- **Task requirements**: Copy each line of the records that contains the word "range".

- **Data shown**:

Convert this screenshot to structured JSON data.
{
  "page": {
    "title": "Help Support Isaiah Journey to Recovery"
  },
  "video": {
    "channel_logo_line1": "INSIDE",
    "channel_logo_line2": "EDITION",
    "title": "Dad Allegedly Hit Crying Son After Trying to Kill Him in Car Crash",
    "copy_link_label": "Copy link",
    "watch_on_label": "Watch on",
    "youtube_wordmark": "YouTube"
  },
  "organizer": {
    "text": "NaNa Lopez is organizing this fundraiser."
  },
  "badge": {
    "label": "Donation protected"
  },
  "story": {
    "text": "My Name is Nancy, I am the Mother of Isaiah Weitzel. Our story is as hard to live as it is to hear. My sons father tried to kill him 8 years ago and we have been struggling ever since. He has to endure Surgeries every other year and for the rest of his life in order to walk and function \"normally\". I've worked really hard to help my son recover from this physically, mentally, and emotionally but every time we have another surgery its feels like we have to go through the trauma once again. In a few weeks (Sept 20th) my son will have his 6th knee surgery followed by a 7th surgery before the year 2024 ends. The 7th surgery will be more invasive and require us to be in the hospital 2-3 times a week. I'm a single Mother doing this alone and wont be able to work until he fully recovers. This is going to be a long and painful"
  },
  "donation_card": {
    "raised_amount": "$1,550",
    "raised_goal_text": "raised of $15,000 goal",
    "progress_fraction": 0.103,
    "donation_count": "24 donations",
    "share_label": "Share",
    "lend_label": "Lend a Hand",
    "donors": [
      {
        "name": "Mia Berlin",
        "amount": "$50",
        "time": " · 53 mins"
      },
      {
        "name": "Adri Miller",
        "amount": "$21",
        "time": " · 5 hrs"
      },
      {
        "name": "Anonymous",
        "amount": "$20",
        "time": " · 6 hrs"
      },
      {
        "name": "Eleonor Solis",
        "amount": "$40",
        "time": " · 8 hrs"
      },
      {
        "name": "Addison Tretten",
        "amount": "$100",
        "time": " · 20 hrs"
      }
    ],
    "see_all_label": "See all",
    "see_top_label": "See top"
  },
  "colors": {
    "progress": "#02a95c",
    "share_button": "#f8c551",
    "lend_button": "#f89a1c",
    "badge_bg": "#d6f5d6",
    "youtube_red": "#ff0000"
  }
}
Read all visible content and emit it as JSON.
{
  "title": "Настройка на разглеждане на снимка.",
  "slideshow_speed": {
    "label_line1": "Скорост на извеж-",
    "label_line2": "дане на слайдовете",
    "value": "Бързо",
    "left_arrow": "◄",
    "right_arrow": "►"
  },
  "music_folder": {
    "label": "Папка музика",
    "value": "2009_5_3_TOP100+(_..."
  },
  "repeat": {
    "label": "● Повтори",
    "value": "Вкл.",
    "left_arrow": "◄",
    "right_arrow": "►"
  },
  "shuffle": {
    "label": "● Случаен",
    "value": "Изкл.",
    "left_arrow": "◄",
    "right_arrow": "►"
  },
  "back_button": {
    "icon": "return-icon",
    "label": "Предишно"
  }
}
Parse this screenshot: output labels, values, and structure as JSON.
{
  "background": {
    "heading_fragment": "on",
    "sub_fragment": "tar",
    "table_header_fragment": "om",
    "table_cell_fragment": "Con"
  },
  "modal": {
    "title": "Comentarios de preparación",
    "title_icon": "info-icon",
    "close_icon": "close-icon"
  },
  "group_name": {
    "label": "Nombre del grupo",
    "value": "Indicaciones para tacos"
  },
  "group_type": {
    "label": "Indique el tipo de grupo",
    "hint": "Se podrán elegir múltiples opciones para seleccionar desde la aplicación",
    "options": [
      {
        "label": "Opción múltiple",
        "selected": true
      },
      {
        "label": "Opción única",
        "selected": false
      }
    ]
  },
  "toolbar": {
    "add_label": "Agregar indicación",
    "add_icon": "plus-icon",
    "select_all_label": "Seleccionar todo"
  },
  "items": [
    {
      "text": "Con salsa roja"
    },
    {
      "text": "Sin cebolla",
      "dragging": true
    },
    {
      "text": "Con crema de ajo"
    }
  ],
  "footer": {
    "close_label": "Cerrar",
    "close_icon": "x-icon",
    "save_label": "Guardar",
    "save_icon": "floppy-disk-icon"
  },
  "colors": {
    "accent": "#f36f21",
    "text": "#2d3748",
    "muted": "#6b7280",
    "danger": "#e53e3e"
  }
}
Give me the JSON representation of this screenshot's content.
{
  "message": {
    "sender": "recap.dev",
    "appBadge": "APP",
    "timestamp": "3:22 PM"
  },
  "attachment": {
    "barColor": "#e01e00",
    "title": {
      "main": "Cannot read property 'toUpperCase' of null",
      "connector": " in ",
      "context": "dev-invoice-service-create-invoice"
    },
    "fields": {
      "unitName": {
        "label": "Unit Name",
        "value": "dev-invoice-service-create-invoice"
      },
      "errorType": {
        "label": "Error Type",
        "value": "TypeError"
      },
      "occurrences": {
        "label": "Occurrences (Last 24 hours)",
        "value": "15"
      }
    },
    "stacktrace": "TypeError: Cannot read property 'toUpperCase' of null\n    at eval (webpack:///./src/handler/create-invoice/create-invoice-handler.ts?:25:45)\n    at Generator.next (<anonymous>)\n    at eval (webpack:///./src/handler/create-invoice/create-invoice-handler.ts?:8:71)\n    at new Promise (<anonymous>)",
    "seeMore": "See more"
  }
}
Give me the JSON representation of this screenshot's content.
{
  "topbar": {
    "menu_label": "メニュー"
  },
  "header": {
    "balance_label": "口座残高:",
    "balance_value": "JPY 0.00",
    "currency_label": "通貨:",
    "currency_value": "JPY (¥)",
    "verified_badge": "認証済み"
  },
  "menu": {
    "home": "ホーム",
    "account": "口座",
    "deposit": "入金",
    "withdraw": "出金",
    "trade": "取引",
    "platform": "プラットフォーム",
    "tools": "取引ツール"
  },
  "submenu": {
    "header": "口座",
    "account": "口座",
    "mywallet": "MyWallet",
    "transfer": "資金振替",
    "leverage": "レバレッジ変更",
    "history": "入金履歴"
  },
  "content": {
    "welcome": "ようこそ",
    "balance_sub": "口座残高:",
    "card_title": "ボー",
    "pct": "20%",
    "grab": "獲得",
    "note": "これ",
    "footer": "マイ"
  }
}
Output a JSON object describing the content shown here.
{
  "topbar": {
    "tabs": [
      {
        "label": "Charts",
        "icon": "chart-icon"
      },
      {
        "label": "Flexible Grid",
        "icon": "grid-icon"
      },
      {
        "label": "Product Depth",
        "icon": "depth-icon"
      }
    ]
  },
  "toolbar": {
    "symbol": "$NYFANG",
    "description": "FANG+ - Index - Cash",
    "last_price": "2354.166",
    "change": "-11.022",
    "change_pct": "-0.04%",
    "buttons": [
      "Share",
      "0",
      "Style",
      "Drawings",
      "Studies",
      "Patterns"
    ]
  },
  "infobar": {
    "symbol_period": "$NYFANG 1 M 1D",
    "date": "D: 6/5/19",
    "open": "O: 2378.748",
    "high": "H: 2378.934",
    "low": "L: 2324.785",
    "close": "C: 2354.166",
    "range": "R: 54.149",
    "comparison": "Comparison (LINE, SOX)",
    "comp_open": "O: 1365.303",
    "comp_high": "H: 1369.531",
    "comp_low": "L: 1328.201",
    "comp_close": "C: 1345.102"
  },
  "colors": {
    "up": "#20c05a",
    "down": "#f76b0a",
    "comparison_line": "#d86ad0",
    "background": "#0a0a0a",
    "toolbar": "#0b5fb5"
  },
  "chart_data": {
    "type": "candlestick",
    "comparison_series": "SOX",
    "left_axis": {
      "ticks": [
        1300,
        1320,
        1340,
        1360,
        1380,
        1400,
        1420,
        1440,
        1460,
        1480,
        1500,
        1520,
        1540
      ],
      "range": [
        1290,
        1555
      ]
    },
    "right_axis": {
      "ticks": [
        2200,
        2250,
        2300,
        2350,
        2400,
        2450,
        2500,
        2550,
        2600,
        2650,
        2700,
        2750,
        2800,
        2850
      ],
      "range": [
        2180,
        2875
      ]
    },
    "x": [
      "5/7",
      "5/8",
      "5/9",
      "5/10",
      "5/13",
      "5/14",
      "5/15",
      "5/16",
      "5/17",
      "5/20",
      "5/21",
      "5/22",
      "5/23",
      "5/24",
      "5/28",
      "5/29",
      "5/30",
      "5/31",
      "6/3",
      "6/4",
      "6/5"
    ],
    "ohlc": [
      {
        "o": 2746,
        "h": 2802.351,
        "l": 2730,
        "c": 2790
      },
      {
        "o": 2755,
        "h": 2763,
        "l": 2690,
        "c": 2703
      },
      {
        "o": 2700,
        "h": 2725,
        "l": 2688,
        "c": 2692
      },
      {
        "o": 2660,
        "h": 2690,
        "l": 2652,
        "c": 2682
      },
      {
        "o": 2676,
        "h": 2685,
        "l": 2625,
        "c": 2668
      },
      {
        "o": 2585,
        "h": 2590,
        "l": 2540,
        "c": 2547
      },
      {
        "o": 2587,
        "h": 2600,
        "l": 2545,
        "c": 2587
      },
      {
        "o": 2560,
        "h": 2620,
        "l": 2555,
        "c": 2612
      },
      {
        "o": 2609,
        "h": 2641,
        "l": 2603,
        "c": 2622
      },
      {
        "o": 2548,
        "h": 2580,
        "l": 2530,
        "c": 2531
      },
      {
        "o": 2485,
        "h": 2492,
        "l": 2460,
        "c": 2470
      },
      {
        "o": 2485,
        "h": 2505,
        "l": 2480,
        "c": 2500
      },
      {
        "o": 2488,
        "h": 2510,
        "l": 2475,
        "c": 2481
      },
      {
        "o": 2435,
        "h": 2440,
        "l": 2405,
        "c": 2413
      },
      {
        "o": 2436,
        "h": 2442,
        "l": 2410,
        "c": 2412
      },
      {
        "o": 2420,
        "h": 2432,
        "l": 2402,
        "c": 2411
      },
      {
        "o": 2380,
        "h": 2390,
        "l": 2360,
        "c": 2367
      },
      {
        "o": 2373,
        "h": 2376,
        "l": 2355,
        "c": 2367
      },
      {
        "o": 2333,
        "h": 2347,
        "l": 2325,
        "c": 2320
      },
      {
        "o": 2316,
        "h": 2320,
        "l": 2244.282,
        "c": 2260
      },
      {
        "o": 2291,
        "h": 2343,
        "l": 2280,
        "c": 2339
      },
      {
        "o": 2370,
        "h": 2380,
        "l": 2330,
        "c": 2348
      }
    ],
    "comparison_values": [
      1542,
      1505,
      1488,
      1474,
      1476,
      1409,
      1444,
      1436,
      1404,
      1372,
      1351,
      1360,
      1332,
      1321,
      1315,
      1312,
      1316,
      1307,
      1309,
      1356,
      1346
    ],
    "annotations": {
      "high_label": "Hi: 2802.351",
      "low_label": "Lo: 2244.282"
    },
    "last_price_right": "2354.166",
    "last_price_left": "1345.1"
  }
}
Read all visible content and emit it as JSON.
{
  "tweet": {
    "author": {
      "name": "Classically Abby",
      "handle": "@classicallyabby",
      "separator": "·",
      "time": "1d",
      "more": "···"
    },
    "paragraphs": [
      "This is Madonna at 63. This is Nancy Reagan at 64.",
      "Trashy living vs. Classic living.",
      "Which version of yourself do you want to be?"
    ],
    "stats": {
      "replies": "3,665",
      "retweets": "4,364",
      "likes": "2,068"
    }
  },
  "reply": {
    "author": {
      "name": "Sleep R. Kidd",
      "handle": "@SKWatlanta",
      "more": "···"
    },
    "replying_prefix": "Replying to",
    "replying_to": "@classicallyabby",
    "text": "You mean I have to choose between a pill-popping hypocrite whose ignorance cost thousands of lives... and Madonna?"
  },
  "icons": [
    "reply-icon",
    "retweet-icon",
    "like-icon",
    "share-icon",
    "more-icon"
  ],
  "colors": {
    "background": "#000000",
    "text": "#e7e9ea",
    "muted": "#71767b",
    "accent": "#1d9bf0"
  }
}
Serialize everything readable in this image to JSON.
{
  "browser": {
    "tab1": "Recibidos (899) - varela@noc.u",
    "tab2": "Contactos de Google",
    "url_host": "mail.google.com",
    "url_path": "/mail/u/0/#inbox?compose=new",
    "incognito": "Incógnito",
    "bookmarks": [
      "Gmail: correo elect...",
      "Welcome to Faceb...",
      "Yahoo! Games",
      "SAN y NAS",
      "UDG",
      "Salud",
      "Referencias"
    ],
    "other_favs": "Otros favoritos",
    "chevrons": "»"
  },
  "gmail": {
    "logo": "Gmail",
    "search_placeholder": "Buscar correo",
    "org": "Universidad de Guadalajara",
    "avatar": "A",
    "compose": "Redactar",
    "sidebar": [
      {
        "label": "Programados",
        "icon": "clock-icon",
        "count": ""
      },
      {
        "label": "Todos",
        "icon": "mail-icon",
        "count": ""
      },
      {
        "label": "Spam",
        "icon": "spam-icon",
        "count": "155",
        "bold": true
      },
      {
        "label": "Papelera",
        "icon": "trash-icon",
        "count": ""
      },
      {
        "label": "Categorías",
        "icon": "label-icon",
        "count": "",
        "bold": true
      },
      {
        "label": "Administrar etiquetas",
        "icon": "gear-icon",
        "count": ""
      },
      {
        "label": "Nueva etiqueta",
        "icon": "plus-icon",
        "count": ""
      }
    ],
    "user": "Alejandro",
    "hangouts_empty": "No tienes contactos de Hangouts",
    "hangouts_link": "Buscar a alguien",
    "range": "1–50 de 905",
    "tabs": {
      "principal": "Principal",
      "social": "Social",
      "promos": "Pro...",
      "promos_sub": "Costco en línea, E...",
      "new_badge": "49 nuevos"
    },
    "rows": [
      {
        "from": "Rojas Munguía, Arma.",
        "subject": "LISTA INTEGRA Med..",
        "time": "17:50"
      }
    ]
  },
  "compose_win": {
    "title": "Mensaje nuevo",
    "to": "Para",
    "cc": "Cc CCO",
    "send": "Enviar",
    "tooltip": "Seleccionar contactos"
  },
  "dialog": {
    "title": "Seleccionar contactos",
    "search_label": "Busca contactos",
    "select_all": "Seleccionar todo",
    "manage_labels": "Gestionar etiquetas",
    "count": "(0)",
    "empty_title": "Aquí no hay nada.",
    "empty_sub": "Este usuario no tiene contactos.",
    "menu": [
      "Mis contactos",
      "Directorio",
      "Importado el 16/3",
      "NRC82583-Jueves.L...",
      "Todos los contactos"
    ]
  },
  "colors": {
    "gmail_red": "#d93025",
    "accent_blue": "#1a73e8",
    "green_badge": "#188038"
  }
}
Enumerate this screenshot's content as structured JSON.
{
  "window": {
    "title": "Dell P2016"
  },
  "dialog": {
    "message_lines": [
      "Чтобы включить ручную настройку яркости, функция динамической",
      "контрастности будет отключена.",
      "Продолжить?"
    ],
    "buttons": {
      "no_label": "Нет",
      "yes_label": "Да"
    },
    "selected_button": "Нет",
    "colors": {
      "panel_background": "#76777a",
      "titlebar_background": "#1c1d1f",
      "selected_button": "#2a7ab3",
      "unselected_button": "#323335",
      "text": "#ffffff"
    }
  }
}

- **Written solution**:
    "range": "R: 54.149",
      "range": [
      "range": [
    "range": "1–50 de 905",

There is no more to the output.